[Data items]
========

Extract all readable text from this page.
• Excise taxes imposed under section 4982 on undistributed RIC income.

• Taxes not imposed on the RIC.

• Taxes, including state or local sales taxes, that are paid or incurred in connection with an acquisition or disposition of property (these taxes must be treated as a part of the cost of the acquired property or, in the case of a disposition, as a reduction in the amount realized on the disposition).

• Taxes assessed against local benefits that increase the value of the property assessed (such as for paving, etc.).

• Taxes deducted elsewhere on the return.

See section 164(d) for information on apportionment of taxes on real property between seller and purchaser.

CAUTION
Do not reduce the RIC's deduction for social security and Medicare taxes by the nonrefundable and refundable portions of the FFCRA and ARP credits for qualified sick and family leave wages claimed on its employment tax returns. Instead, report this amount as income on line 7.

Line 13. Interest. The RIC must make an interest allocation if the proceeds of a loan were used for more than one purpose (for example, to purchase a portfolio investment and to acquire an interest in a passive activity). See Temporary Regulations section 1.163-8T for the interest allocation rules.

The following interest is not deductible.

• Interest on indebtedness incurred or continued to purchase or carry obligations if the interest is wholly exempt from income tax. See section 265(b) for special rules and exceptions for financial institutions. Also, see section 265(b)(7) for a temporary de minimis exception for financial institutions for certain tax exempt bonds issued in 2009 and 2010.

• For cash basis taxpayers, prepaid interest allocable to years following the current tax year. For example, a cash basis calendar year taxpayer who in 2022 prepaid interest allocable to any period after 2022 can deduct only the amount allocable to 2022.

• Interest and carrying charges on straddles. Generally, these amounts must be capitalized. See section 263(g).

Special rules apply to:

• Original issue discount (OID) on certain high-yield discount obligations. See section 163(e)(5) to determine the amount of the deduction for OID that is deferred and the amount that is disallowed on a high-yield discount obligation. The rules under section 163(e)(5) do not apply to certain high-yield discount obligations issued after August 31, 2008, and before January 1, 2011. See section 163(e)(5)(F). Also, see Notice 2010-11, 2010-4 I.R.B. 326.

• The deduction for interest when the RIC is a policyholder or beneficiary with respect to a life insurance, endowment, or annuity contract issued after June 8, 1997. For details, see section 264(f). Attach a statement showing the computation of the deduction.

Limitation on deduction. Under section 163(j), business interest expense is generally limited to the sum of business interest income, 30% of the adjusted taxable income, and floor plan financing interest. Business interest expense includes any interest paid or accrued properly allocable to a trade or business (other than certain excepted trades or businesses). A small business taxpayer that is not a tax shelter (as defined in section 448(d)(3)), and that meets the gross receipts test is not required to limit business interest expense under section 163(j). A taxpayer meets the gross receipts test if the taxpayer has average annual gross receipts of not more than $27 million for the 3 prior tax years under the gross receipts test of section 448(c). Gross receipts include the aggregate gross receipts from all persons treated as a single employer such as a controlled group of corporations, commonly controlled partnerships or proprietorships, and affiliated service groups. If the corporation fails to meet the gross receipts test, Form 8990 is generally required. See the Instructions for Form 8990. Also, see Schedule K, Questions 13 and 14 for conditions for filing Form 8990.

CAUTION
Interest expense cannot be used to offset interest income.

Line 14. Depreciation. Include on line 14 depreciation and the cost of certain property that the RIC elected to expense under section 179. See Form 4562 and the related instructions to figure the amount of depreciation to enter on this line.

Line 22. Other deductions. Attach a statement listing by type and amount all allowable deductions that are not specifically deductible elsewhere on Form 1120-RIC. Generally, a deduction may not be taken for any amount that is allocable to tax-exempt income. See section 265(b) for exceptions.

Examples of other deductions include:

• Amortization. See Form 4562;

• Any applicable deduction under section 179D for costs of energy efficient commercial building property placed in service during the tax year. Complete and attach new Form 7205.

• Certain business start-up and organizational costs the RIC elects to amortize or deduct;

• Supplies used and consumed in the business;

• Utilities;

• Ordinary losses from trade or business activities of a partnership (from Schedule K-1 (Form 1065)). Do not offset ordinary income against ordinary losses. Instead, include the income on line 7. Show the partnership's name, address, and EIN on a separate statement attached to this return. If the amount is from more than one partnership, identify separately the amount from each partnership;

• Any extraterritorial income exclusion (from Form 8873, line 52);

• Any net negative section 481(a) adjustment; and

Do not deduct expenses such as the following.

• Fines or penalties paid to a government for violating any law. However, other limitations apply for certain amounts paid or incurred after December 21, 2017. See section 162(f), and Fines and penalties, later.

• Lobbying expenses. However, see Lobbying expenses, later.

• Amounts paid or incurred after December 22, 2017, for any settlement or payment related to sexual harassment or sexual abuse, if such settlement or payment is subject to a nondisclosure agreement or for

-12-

========

Exercise goal> Examine the entries and report how many of their lines contain the string "issued", giving no more than the number.

Output> 3